**TASK INSTRUCTIONS:**
How many lines of these entries hold the string "JSON"? Answer with the number alone.

**MATERIAL PROVIDED:**

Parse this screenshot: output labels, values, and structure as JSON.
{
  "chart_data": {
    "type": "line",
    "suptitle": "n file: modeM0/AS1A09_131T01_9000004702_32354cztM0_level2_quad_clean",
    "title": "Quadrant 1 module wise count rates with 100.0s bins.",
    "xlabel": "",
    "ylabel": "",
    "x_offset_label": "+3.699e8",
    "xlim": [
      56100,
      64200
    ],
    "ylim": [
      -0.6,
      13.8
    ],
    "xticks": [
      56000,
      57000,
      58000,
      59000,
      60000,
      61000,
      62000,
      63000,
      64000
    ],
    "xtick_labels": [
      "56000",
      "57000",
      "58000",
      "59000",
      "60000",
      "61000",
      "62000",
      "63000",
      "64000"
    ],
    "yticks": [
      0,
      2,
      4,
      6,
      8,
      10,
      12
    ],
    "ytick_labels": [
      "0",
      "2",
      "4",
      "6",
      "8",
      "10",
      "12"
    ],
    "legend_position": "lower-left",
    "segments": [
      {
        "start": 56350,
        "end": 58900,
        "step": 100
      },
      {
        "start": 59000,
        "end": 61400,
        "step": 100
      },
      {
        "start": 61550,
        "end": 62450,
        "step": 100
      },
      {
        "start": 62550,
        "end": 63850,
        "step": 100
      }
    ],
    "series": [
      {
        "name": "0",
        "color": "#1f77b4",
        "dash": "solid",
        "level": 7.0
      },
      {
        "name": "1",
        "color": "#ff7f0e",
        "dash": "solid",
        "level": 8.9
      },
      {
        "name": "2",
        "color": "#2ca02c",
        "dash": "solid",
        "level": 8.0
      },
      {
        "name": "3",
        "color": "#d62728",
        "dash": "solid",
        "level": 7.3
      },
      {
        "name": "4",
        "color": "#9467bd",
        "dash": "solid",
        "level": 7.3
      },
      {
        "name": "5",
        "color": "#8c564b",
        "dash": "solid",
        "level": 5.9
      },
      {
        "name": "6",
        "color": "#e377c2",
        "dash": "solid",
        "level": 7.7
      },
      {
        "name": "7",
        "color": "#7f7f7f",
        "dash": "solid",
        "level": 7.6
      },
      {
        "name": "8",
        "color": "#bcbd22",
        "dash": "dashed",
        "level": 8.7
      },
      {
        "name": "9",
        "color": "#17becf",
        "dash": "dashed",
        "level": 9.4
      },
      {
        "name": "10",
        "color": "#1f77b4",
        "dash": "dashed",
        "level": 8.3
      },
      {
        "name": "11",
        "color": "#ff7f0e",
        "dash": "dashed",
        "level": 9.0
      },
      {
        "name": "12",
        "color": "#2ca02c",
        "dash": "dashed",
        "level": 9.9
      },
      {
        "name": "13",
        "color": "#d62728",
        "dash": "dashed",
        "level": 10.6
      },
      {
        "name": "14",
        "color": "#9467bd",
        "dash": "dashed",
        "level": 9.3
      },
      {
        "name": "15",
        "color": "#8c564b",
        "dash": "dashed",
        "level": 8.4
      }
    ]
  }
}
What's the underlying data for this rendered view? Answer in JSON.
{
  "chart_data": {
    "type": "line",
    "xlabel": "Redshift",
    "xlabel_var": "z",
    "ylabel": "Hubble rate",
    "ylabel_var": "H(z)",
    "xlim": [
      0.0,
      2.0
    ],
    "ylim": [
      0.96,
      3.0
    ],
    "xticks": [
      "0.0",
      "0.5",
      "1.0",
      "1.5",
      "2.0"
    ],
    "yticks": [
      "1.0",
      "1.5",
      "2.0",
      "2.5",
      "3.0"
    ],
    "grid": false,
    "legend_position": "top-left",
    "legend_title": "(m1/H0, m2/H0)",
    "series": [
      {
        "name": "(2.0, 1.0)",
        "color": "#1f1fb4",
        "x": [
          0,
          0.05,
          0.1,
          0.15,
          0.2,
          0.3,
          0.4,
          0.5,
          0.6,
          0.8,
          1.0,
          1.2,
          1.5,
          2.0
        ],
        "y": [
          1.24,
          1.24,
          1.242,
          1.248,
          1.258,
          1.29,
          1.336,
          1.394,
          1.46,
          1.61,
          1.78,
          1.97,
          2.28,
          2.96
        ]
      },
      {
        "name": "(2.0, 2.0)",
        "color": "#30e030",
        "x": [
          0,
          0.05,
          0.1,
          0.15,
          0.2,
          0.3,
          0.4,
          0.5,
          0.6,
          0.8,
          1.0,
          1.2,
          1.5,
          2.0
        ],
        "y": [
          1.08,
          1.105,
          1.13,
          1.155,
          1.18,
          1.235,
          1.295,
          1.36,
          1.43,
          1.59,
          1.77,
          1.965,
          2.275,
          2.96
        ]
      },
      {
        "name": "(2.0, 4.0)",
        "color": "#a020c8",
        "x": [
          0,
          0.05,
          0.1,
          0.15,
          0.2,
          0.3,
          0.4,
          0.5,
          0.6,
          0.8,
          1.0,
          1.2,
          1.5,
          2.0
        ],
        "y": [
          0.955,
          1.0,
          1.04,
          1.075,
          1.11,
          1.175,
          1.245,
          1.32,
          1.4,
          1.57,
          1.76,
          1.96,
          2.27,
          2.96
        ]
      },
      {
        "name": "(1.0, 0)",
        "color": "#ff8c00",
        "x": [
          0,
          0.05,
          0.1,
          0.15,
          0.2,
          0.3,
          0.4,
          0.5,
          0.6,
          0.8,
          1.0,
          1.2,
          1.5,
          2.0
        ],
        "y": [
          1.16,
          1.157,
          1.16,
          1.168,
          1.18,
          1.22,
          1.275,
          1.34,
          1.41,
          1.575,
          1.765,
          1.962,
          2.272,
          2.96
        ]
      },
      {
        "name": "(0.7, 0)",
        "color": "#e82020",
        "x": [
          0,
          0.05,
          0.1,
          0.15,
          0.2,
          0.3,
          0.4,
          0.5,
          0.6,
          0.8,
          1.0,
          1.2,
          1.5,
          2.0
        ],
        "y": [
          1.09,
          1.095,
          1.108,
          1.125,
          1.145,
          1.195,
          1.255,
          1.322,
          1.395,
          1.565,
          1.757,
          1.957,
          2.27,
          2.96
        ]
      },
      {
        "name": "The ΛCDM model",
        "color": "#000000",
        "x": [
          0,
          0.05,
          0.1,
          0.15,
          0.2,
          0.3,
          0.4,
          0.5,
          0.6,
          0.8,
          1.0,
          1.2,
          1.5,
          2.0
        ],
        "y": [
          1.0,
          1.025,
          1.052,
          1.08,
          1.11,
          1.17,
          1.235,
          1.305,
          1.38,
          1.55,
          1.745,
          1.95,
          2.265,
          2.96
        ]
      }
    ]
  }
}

**RESPONSE:**
2